(Lines of data)
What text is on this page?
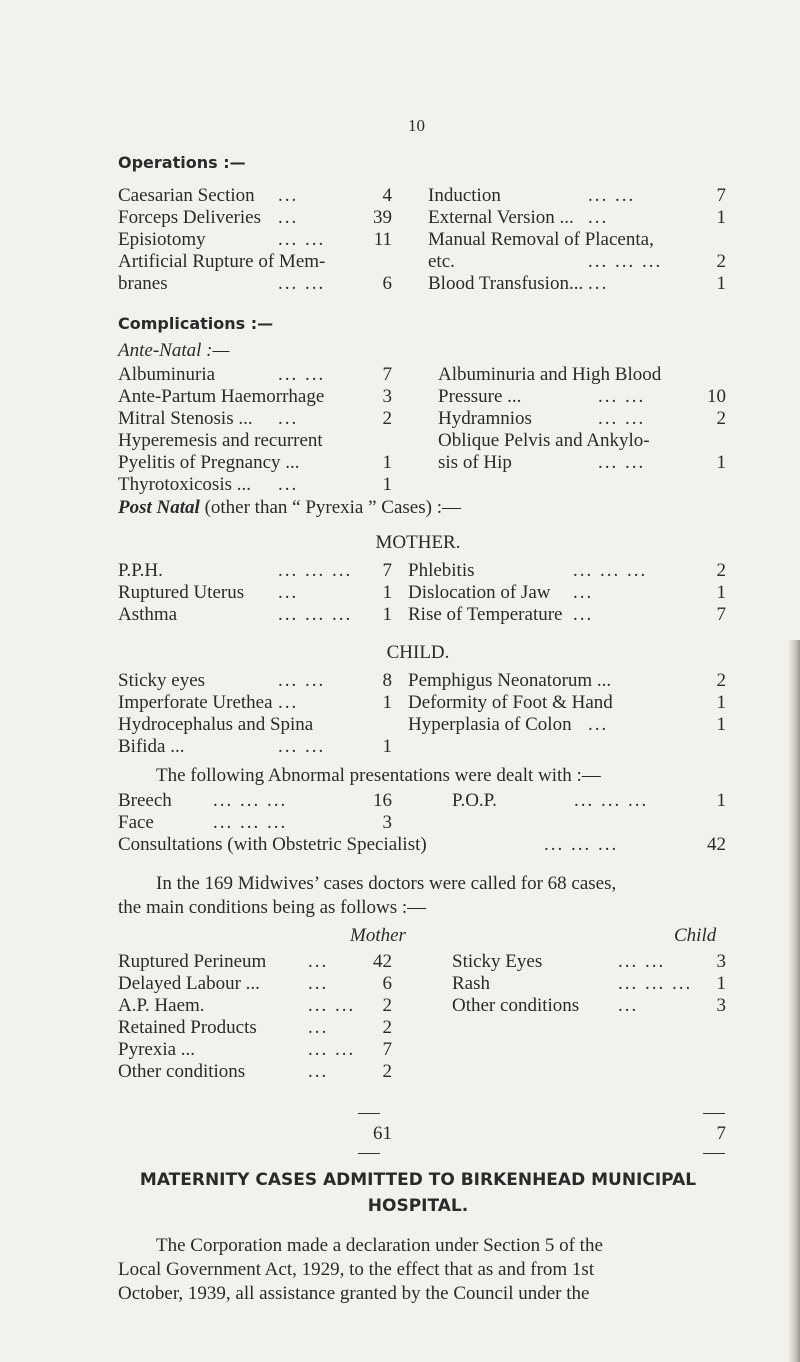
10
Operations :—
Caesarian Section ...	4 Induction	... ...	7
Forceps Deliveries ...	39 External Version ... ...	1
Episiotomy	... ...	11 Manual Removal of Placenta,
Artificial Rupture of Mem-	etc.	... ... ...	2
branes	... ...	6 Blood Transfusion... ...	1
Complications :—
Ante-Natal :—
Albuminuria	... ...	7 Albuminuria and High Blood
Ante-Partum Haemorrhage	3 Pressure ...	... ...	10
Mitral Stenosis ... ...	2 Hydramnios	... ...	2
Hyperemesis and recurrent	Oblique Pelvis and Ankylo-
Pyelitis of Pregnancy ...	1 sis of Hip	... ...	1
Thyrotoxicosis ... ...	1
Post Natal (other than “ Pyrexia ” Cases) :—
MOTHER.
P.P.H.	... ... ...	7 Phlebitis	... ... ...	2
Ruptured Uterus ...	1 Dislocation of Jaw ...	1
Asthma	... ... ...	1 Rise of Temperature ...	7
CHILD.
Sticky eyes	... ...	8 Pemphigus Neonatorum ...	2
Imperforate Urethea ...	1 Deformity of Foot & Hand	1
Hydrocephalus and Spina	Hyperplasia of Colon ...	1
Bifida ...	... ...	1
The following Abnormal presentations were dealt with :—
Breech ... ... ...	16	P.O.P.	... ... ...	1
Face	... ... ...	3
Consultations (with Obstetric Specialist)	... ... ...	42
In the 169 Midwives’ cases doctors were called for 68 cases,
the main conditions being as follows :—
Mother	Child
Ruptured Perineum ...	42	Sticky Eyes	... ...	3
Delayed Labour ...	...	6	Rash	... ... ...	1
A.P. Haem.	... ...	2	Other conditions ...	3
Retained Products	...	2
Pyrexia ...	... ...	7
Other conditions	...	2
61	7
MATERNITY CASES ADMITTED TO BIRKENHEAD MUNICIPAL
HOSPITAL.
The Corporation made a declaration under Section 5 of the
Local Government Act, 1929, to the effect that as and from 1st
October, 1939, all assistance granted by the Council under the
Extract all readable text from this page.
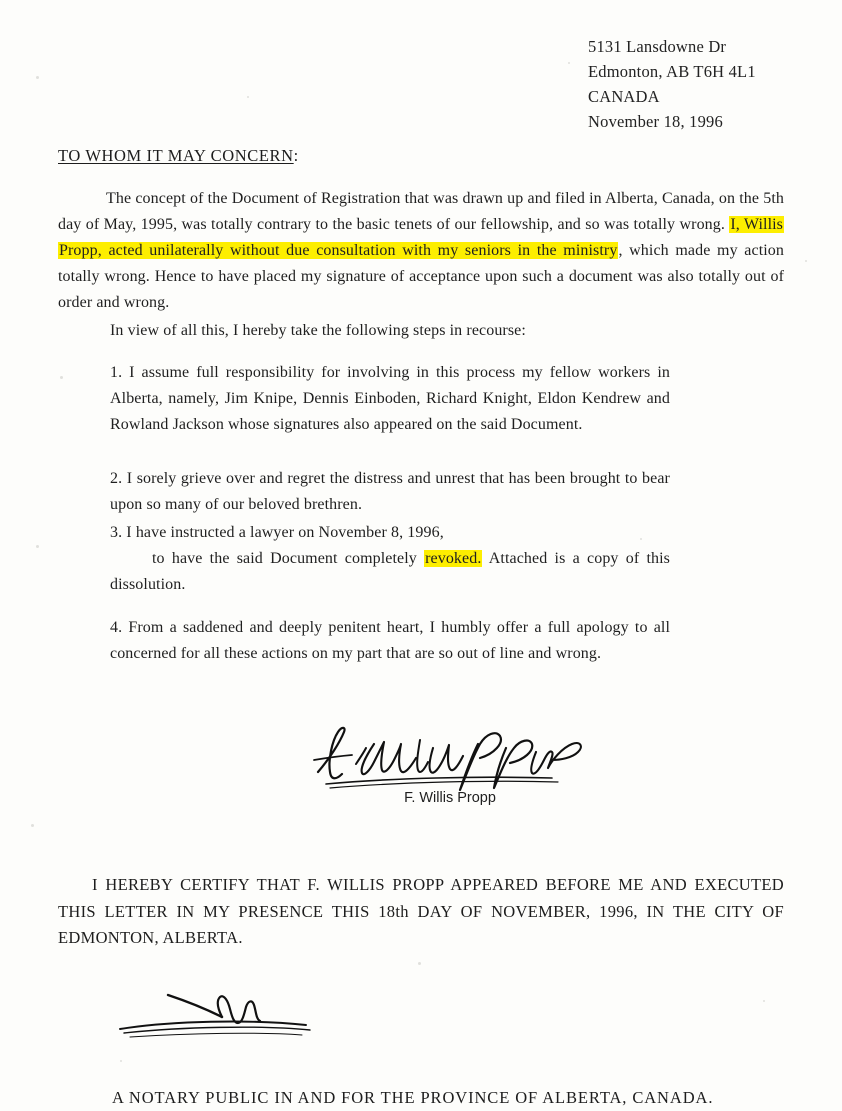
5131 Lansdowne Dr
Edmonton, AB T6H 4L1
CANADA
November 18, 1996
TO WHOM IT MAY CONCERN:
The concept of the Document of Registration that was drawn up and filed in Alberta, Canada, on the 5th day of May, 1995, was totally contrary to the basic tenets of our fellowship, and so was totally wrong. I, Willis Propp, acted unilaterally without due consultation with my seniors in the ministry, which made my action totally wrong. Hence to have placed my signature of acceptance upon such a document was also totally out of order and wrong.
In view of all this, I hereby take the following steps in recourse:
1. I assume full responsibility for involving in this process my fellow workers in Alberta, namely, Jim Knipe, Dennis Einboden, Richard Knight, Eldon Kendrew and Rowland Jackson whose signatures also appeared on the said Document.
2. I sorely grieve over and regret the distress and unrest that has been brought to bear upon so many of our beloved brethren.
3. I have instructed a lawyer on November 8, 1996,
to have the said Document completely revoked. Attached is a copy of this dissolution.
4. From a saddened and deeply penitent heart, I humbly offer a full apology to all concerned for all these actions on my part that are so out of line and wrong.
F. Willis Propp
I HEREBY CERTIFY THAT F. WILLIS PROPP APPEARED BEFORE ME AND EXECUTED THIS LETTER IN MY PRESENCE THIS 18th DAY OF NOVEMBER, 1996, IN THE CITY OF EDMONTON, ALBERTA.
A NOTARY PUBLIC IN AND FOR THE PROVINCE OF ALBERTA, CANADA.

> Task brief
In the material above, show every line where the word "said" turns up.

> Worked answer
1. I assume full responsibility for involving in this process my fellow workers in Alberta, namely, Jim Knipe, Dennis Einboden, Richard Knight, Eldon Kendrew and Rowland Jackson whose signatures also appeared on the said Document.
to have the said Document completely revoked. Attached is a copy of this dissolution.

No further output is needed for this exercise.